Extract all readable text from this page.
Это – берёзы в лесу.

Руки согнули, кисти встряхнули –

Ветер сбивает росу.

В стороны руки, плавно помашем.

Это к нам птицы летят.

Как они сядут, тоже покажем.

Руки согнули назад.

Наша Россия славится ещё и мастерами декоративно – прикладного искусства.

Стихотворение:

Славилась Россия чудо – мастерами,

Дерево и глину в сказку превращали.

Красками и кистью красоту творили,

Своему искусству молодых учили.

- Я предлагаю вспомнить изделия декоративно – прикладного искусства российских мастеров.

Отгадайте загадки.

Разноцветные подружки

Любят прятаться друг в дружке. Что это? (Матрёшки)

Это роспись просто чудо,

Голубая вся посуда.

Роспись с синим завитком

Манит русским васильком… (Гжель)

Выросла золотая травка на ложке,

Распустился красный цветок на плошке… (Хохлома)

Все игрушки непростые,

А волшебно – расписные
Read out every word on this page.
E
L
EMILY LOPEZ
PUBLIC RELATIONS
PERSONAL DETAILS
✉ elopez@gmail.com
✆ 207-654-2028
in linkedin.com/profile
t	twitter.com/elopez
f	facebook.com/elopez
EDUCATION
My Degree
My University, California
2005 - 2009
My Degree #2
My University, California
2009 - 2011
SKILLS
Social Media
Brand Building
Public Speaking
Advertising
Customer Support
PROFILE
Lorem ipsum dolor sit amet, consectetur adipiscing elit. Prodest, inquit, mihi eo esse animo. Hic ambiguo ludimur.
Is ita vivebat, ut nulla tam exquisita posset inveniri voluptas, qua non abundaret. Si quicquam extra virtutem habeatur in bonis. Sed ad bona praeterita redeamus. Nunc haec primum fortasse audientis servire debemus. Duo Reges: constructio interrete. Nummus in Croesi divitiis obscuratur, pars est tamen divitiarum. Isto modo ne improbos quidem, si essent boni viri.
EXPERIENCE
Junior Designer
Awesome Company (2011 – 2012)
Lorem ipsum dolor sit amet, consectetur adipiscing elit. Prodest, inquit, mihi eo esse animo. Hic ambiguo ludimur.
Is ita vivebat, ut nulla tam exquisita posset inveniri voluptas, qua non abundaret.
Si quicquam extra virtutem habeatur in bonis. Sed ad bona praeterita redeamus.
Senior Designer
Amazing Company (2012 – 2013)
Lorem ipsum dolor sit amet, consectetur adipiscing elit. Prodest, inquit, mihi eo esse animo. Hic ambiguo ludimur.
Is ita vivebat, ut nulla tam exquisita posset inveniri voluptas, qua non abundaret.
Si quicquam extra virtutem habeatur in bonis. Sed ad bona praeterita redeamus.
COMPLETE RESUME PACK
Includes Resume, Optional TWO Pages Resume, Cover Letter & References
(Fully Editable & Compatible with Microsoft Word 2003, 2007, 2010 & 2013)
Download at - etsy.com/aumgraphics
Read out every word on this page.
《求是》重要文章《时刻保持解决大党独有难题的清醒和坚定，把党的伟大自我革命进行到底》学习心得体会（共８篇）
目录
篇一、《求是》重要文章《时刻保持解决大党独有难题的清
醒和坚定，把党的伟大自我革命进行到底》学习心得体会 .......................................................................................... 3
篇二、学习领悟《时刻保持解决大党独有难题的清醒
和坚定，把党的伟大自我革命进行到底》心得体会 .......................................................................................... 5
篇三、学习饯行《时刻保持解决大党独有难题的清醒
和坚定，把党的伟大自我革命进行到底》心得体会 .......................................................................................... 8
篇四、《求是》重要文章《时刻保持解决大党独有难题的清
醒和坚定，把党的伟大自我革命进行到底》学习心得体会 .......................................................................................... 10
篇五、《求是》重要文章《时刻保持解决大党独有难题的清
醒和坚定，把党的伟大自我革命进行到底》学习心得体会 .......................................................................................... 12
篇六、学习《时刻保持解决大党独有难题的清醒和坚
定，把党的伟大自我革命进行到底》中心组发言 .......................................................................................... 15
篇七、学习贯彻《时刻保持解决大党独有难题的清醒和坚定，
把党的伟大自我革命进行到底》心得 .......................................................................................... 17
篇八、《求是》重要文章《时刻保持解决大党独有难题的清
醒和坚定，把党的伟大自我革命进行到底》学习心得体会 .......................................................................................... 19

Stated exercise » Reproduce the material above without altering a single character.

Written solution »
Extract all readable text from this page.
Это – берёзы в лесу.

Руки согнули, кисти встряхнули –

Ветер сбивает росу.

В стороны руки, плавно помашем.

Это к нам птицы летят.

Как они сядут, тоже покажем.

Руки согнули назад.

Наша Россия славится ещё и мастерами декоративно – прикладного искусства.

Стихотворение:

Славилась Россия чудо – мастерами,

Дерево и глину в сказку превращали.

Красками и кистью красоту творили,

Своему искусству молодых учили.

- Я предлагаю вспомнить изделия декоративно – прикладного искусства российских мастеров.

Отгадайте загадки.

Разноцветные подружки

Любят прятаться друг в дружке. Что это? (Матрёшки)

Это роспись просто чудо,

Голубая вся посуда.

Роспись с синим завитком

Манит русским васильком… (Гжель)

Выросла золотая травка на ложке,

Распустился красный цветок на плошке… (Хохлома)

Все игрушки непростые,

А волшебно – расписные
Read out every word on this page.
E
L
EMILY LOPEZ
PUBLIC RELATIONS
PERSONAL DETAILS
✉ elopez@gmail.com
✆ 207-654-2028
in linkedin.com/profile
t	twitter.com/elopez
f	facebook.com/elopez
EDUCATION
My Degree
My University, California
2005 - 2009
My Degree #2
My University, California
2009 - 2011
SKILLS
Social Media
Brand Building
Public Speaking
Advertising
Customer Support
PROFILE
Lorem ipsum dolor sit amet, consectetur adipiscing elit. Prodest, inquit, mihi eo esse animo. Hic ambiguo ludimur.
Is ita vivebat, ut nulla tam exquisita posset inveniri voluptas, qua non abundaret. Si quicquam extra virtutem habeatur in bonis. Sed ad bona praeterita redeamus. Nunc haec primum fortasse audientis servire debemus. Duo Reges: constructio interrete. Nummus in Croesi divitiis obscuratur, pars est tamen divitiarum. Isto modo ne improbos quidem, si essent boni viri.
EXPERIENCE
Junior Designer
Awesome Company (2011 – 2012)
Lorem ipsum dolor sit amet, consectetur adipiscing elit. Prodest, inquit, mihi eo esse animo. Hic ambiguo ludimur.
Is ita vivebat, ut nulla tam exquisita posset inveniri voluptas, qua non abundaret.
Si quicquam extra virtutem habeatur in bonis. Sed ad bona praeterita redeamus.
Senior Designer
Amazing Company (2012 – 2013)
Lorem ipsum dolor sit amet, consectetur adipiscing elit. Prodest, inquit, mihi eo esse animo. Hic ambiguo ludimur.
Is ita vivebat, ut nulla tam exquisita posset inveniri voluptas, qua non abundaret.
Si quicquam extra virtutem habeatur in bonis. Sed ad bona praeterita redeamus.
COMPLETE RESUME PACK
Includes Resume, Optional TWO Pages Resume, Cover Letter & References
(Fully Editable & Compatible with Microsoft Word 2003, 2007, 2010 & 2013)
Download at - etsy.com/aumgraphics
Read out every word on this page.
《求是》重要文章《时刻保持解决大党独有难题的清醒和坚定，把党的伟大自我革命进行到底》学习心得体会（共８篇）
目录
篇一、《求是》重要文章《时刻保持解决大党独有难题的清
醒和坚定，把党的伟大自我革命进行到底》学习心得体会 .......................................................................................... 3
篇二、学习领悟《时刻保持解决大党独有难题的清醒
和坚定，把党的伟大自我革命进行到底》心得体会 .......................................................................................... 5
篇三、学习饯行《时刻保持解决大党独有难题的清醒
和坚定，把党的伟大自我革命进行到底》心得体会 .......................................................................................... 8
篇四、《求是》重要文章《时刻保持解决大党独有难题的清
醒和坚定，把党的伟大自我革命进行到底》学习心得体会 .......................................................................................... 10
篇五、《求是》重要文章《时刻保持解决大党独有难题的清
醒和坚定，把党的伟大自我革命进行到底》学习心得体会 .......................................................................................... 12
篇六、学习《时刻保持解决大党独有难题的清醒和坚
定，把党的伟大自我革命进行到底》中心组发言 .......................................................................................... 15
篇七、学习贯彻《时刻保持解决大党独有难题的清醒和坚定，
把党的伟大自我革命进行到底》心得 .......................................................................................... 17
篇八、《求是》重要文章《时刻保持解决大党独有难题的清
醒和坚定，把党的伟大自我革命进行到底》学习心得体会 .......................................................................................... 19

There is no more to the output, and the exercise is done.